Copy these lines word for word, without changing anything.

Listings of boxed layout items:
[start]

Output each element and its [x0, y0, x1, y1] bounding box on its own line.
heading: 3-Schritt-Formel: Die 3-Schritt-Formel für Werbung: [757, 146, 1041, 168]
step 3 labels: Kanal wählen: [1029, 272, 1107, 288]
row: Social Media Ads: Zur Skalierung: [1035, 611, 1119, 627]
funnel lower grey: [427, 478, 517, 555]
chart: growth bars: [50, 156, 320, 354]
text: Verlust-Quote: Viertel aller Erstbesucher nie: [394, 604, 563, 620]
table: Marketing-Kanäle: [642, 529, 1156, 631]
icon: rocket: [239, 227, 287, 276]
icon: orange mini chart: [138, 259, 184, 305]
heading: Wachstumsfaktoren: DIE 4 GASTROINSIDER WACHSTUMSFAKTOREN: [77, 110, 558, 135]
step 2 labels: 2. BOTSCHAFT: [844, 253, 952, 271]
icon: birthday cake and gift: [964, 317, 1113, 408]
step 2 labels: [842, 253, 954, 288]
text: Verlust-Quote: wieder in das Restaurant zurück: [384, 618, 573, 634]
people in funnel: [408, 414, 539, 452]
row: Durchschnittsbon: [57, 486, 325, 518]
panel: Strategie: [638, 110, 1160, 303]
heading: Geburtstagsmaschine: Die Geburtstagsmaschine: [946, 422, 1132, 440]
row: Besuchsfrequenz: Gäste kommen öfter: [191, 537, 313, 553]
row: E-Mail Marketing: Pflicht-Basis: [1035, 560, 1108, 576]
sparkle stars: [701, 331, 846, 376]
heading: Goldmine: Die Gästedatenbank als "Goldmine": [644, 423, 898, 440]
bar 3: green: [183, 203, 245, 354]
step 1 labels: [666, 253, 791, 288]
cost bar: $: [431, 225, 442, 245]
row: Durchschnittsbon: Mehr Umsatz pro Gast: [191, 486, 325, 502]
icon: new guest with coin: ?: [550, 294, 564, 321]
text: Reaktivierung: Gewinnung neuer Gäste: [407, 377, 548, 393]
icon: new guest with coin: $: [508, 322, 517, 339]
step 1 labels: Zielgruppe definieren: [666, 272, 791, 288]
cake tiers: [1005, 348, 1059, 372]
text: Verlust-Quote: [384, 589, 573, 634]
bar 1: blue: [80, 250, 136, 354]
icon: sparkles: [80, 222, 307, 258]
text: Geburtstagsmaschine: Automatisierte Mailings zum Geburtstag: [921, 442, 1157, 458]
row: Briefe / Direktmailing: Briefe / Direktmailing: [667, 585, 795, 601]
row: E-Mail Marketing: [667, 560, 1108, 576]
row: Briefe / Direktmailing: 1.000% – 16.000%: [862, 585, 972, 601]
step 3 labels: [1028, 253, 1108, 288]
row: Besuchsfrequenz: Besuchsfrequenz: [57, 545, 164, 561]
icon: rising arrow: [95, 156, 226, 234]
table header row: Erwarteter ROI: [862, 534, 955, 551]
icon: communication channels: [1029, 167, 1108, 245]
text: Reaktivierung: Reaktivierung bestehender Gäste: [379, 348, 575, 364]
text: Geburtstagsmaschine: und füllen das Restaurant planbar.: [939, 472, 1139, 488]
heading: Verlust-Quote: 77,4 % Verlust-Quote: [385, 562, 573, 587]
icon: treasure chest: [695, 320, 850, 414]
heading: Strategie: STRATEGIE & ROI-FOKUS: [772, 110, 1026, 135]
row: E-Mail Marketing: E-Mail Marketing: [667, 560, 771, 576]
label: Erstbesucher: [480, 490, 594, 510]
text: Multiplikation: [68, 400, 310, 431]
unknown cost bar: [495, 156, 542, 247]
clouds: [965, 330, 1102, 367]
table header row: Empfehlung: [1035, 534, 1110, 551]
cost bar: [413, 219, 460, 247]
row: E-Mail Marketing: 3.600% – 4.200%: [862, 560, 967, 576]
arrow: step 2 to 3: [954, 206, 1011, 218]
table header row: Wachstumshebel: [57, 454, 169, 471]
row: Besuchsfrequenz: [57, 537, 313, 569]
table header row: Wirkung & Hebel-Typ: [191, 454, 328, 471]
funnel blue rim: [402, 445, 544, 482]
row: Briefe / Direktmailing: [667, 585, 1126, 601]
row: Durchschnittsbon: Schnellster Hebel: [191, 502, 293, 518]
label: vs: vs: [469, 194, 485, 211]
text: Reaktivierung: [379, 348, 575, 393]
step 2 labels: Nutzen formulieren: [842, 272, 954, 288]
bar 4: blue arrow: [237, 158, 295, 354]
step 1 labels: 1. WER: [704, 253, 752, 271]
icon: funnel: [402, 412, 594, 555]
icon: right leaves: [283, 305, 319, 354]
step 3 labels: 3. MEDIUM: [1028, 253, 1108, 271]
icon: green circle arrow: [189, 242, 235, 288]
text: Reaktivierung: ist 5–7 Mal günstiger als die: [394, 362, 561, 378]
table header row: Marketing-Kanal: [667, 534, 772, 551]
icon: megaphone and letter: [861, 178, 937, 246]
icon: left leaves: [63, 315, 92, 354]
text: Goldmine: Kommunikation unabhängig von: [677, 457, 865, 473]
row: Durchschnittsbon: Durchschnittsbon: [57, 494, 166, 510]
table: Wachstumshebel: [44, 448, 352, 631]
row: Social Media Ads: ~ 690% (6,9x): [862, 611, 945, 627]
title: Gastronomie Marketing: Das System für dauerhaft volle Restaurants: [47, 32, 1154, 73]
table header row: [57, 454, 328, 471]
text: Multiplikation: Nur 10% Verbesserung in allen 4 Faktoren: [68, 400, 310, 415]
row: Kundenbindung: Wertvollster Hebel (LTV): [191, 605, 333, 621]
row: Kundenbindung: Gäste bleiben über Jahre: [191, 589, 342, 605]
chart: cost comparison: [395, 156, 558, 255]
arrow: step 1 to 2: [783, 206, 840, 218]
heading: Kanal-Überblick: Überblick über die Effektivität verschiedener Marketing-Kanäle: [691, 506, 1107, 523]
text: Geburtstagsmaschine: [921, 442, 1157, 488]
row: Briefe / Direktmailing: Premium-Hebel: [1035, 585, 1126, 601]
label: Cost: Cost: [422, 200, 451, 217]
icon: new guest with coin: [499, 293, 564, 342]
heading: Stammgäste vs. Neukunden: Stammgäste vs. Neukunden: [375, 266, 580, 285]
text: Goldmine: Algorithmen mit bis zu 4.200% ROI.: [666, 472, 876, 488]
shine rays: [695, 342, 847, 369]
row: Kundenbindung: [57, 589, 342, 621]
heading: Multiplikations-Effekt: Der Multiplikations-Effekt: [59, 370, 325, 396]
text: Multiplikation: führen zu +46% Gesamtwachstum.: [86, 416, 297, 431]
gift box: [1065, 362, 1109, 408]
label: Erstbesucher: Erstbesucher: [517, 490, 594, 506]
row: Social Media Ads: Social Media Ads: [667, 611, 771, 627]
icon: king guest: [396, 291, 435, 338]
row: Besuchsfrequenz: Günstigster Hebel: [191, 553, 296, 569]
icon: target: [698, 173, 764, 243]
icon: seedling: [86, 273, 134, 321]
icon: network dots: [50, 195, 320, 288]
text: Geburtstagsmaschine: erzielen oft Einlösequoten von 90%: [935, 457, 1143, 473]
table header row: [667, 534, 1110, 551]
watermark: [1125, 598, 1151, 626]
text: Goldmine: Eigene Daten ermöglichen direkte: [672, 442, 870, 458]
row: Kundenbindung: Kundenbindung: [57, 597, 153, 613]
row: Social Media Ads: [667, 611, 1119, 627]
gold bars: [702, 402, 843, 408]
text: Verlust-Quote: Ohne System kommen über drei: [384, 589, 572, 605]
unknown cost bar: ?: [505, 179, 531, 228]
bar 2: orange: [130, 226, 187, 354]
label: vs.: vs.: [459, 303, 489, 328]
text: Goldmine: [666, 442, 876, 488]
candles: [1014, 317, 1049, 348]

[end]

Final result:
Output each element and its [x0, y0, x1, y1] bounding box on its own line.
heading: 3-Schritt-Formel: Die 3-Schritt-Formel für Werbung: [757, 146, 1041, 168]
step 3 labels: Kanal wählen: [1029, 272, 1107, 288]
row: Social Media Ads: Zur Skalierung: [1035, 611, 1119, 627]
funnel lower grey: [427, 478, 517, 555]
chart: growth bars: [50, 156, 320, 354]
text: Verlust-Quote: Viertel aller Erstbesucher nie: [394, 604, 563, 620]
table: Marketing-Kanäle: [642, 529, 1156, 631]
icon: rocket: [239, 227, 287, 276]
icon: orange mini chart: [138, 259, 184, 305]
heading: Wachstumsfaktoren: DIE 4 GASTROINSIDER WACHSTUMSFAKTOREN: [77, 110, 558, 135]
step 2 labels: 2. BOTSCHAFT: [844, 253, 952, 271]
icon: birthday cake and gift: [964, 317, 1113, 408]
step 2 labels: [842, 253, 954, 288]
text: Verlust-Quote: wieder in das Restaurant zurück: [384, 618, 573, 634]
people in funnel: [408, 414, 539, 452]
row: Durchschnittsbon: [57, 486, 325, 518]
panel: Strategie: [638, 110, 1160, 303]
heading: Geburtstagsmaschine: Die Geburtstagsmaschine: [946, 422, 1132, 440]
row: Besuchsfrequenz: Gäste kommen öfter: [191, 537, 313, 553]
row: E-Mail Marketing: Pflicht-Basis: [1035, 560, 1108, 576]
sparkle stars: [701, 331, 846, 376]
heading: Goldmine: Die Gästedatenbank als "Goldmine": [644, 423, 898, 440]
bar 3: green: [183, 203, 245, 354]
step 1 labels: [666, 253, 791, 288]
cost bar: $: [431, 225, 442, 245]
row: Durchschnittsbon: Mehr Umsatz pro Gast: [191, 486, 325, 502]
icon: new guest with coin: ?: [550, 294, 564, 321]
text: Reaktivierung: Gewinnung neuer Gäste: [407, 377, 548, 393]
icon: new guest with coin: $: [508, 322, 517, 339]
step 1 labels: Zielgruppe definieren: [666, 272, 791, 288]
cake tiers: [1005, 348, 1059, 372]
text: Verlust-Quote: [384, 589, 573, 634]
bar 1: blue: [80, 250, 136, 354]
icon: sparkles: [80, 222, 307, 258]
text: Geburtstagsmaschine: Automatisierte Mailings zum Geburtstag: [921, 442, 1157, 458]
row: Briefe / Direktmailing: Briefe / Direktmailing: [667, 585, 795, 601]
row: E-Mail Marketing: [667, 560, 1108, 576]
row: Briefe / Direktmailing: 1.000% – 16.000%: [862, 585, 972, 601]
step 3 labels: [1028, 253, 1108, 288]
row: Besuchsfrequenz: Besuchsfrequenz: [57, 545, 164, 561]
icon: rising arrow: [95, 156, 226, 234]
table header row: Erwarteter ROI: [862, 534, 955, 551]
icon: communication channels: [1029, 167, 1108, 245]
text: Reaktivierung: Reaktivierung bestehender Gäste: [379, 348, 575, 364]
text: Geburtstagsmaschine: und füllen das Restaurant planbar.: [939, 472, 1139, 488]
heading: Verlust-Quote: 77,4 % Verlust-Quote: [385, 562, 573, 587]
icon: treasure chest: [695, 320, 850, 414]
heading: Strategie: STRATEGIE & ROI-FOKUS: [772, 110, 1026, 135]
row: E-Mail Marketing: E-Mail Marketing: [667, 560, 771, 576]
label: Erstbesucher: [480, 490, 594, 510]
text: Multiplikation: [68, 400, 310, 431]
unknown cost bar: [495, 156, 542, 247]
clouds: [965, 330, 1102, 367]
table header row: Empfehlung: [1035, 534, 1110, 551]
cost bar: [413, 219, 460, 247]
row: E-Mail Marketing: 3.600% – 4.200%: [862, 560, 967, 576]
arrow: step 2 to 3: [954, 206, 1011, 218]
table header row: Wachstumshebel: [57, 454, 169, 471]
row: Besuchsfrequenz: [57, 537, 313, 569]
table header row: Wirkung & Hebel-Typ: [191, 454, 328, 471]
funnel blue rim: [402, 445, 544, 482]
row: Briefe / Direktmailing: [667, 585, 1126, 601]
row: Durchschnittsbon: Schnellster Hebel: [191, 502, 293, 518]
label: vs: vs: [469, 194, 485, 211]
text: Reaktivierung: [379, 348, 575, 393]
step 2 labels: Nutzen formulieren: [842, 272, 954, 288]
bar 4: blue arrow: [237, 158, 295, 354]
step 1 labels: 1. WER: [704, 253, 752, 271]
icon: funnel: [402, 412, 594, 555]
icon: right leaves: [283, 305, 319, 354]
step 3 labels: 3. MEDIUM: [1028, 253, 1108, 271]
icon: green circle arrow: [189, 242, 235, 288]
text: Reaktivierung: ist 5–7 Mal günstiger als die: [394, 362, 561, 378]
table header row: Marketing-Kanal: [667, 534, 772, 551]
icon: megaphone and letter: [861, 178, 937, 246]
icon: left leaves: [63, 315, 92, 354]
text: Goldmine: Kommunikation unabhängig von: [677, 457, 865, 473]
row: Durchschnittsbon: Durchschnittsbon: [57, 494, 166, 510]
table: Wachstumshebel: [44, 448, 352, 631]
row: Social Media Ads: ~ 690% (6,9x): [862, 611, 945, 627]
title: Gastronomie Marketing: Das System für dauerhaft volle Restaurants: [47, 32, 1154, 73]
table header row: [57, 454, 328, 471]
text: Multiplikation: Nur 10% Verbesserung in allen 4 Faktoren: [68, 400, 310, 415]
row: Kundenbindung: Wertvollster Hebel (LTV): [191, 605, 333, 621]
row: Kundenbindung: Gäste bleiben über Jahre: [191, 589, 342, 605]
chart: cost comparison: [395, 156, 558, 255]
arrow: step 1 to 2: [783, 206, 840, 218]
heading: Kanal-Überblick: Überblick über die Effektivität verschiedener Marketing-Kanäle: [691, 506, 1107, 523]
text: Geburtstagsmaschine: [921, 442, 1157, 488]
row: Briefe / Direktmailing: Premium-Hebel: [1035, 585, 1126, 601]
label: Cost: Cost: [422, 200, 451, 217]
icon: new guest with coin: [499, 293, 564, 342]
heading: Stammgäste vs. Neukunden: Stammgäste vs. Neukunden: [375, 266, 580, 285]
text: Goldmine: Algorithmen mit bis zu 4.200% ROI.: [666, 472, 876, 488]
shine rays: [695, 342, 847, 369]
row: Kundenbindung: [57, 589, 342, 621]
heading: Multiplikations-Effekt: Der Multiplikations-Effekt: [59, 370, 325, 396]
text: Multiplikation: führen zu +46% Gesamtwachstum.: [86, 416, 297, 431]
gift box: [1065, 362, 1109, 408]
label: Erstbesucher: Erstbesucher: [517, 490, 594, 506]
row: Social Media Ads: Social Media Ads: [667, 611, 771, 627]
icon: king guest: [396, 291, 435, 338]
row: Besuchsfrequenz: Günstigster Hebel: [191, 553, 296, 569]
icon: target: [698, 173, 764, 243]
icon: seedling: [86, 273, 134, 321]
icon: network dots: [50, 195, 320, 288]
text: Geburtstagsmaschine: erzielen oft Einlösequoten von 90%: [935, 457, 1143, 473]
table header row: [667, 534, 1110, 551]
watermark: [1125, 598, 1151, 626]
text: Goldmine: Eigene Daten ermöglichen direkte: [672, 442, 870, 458]
row: Kundenbindung: Kundenbindung: [57, 597, 153, 613]
row: Social Media Ads: [667, 611, 1119, 627]
gold bars: [702, 402, 843, 408]
text: Verlust-Quote: Ohne System kommen über drei: [384, 589, 572, 605]
unknown cost bar: ?: [505, 179, 531, 228]
bar 2: orange: [130, 226, 187, 354]
label: vs.: vs.: [459, 303, 489, 328]
text: Goldmine: [666, 442, 876, 488]
candles: [1014, 317, 1049, 348]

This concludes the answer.